**Aim:** Filter the records below and copy every line containing the word "bisa".

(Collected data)
==================================================

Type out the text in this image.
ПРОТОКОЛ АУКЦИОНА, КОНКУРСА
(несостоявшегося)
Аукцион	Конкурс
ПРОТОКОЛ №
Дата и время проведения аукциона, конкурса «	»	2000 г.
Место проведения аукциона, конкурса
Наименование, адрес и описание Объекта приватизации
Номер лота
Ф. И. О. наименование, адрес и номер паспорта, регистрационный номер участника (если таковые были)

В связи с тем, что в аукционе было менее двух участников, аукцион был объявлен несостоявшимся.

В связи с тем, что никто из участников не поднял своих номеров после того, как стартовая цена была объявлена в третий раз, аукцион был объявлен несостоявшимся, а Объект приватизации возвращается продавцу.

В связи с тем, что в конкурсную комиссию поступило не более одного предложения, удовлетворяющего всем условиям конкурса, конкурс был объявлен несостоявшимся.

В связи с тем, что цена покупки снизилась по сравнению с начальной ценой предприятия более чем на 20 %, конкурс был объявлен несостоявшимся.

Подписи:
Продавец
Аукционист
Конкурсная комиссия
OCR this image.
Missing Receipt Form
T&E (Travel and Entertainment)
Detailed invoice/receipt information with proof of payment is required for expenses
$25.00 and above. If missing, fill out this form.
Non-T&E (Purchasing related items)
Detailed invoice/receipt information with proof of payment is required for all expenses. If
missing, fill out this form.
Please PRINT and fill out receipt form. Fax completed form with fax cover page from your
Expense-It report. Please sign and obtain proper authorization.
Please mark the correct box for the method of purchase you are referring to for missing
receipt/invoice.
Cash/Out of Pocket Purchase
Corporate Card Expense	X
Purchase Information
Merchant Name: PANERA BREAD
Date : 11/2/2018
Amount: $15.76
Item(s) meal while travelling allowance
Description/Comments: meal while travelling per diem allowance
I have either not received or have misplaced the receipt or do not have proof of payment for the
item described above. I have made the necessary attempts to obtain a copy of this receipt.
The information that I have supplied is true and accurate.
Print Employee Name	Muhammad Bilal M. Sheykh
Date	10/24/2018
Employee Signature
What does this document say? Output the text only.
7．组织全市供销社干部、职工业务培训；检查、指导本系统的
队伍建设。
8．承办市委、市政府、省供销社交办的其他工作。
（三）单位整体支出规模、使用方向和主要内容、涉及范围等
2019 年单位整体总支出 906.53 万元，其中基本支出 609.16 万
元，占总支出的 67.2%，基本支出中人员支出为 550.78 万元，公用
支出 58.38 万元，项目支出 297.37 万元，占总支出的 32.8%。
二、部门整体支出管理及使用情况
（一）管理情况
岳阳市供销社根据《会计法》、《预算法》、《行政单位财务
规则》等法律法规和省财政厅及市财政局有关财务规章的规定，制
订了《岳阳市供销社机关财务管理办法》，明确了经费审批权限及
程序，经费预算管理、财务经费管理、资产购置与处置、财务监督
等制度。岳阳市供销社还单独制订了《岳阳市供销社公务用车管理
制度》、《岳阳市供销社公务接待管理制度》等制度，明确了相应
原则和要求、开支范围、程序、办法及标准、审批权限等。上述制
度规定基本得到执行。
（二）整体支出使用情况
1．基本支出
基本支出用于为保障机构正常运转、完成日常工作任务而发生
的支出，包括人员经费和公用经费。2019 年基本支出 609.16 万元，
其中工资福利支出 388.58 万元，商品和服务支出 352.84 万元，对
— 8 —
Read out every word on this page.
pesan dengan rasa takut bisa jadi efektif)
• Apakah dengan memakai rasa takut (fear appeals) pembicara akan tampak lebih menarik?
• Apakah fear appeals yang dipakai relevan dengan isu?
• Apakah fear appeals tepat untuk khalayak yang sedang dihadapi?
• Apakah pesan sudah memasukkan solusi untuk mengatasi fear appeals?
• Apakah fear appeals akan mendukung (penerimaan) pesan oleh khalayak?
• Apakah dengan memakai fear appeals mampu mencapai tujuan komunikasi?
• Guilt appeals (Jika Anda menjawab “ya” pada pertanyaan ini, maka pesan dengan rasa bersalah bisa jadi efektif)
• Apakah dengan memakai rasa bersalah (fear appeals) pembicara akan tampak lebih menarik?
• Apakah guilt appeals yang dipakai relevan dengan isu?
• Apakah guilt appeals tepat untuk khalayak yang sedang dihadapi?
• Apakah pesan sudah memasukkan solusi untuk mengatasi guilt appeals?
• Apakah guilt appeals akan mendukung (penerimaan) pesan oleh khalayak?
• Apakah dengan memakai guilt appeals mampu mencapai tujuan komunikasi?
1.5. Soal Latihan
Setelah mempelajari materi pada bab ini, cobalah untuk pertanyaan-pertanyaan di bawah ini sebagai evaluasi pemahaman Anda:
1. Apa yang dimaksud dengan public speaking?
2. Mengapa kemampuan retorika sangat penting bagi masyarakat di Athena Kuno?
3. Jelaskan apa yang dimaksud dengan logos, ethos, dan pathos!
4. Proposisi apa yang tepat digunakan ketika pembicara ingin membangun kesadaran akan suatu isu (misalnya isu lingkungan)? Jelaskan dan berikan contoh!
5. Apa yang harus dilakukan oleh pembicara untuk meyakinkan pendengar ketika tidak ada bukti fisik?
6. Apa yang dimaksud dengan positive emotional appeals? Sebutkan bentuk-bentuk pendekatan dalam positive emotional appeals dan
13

==================================================

**Worked solution:**
pesan dengan rasa takut bisa jadi efektif)
• Guilt appeals (Jika Anda menjawab “ya” pada pertanyaan ini, maka pesan dengan rasa bersalah bisa jadi efektif)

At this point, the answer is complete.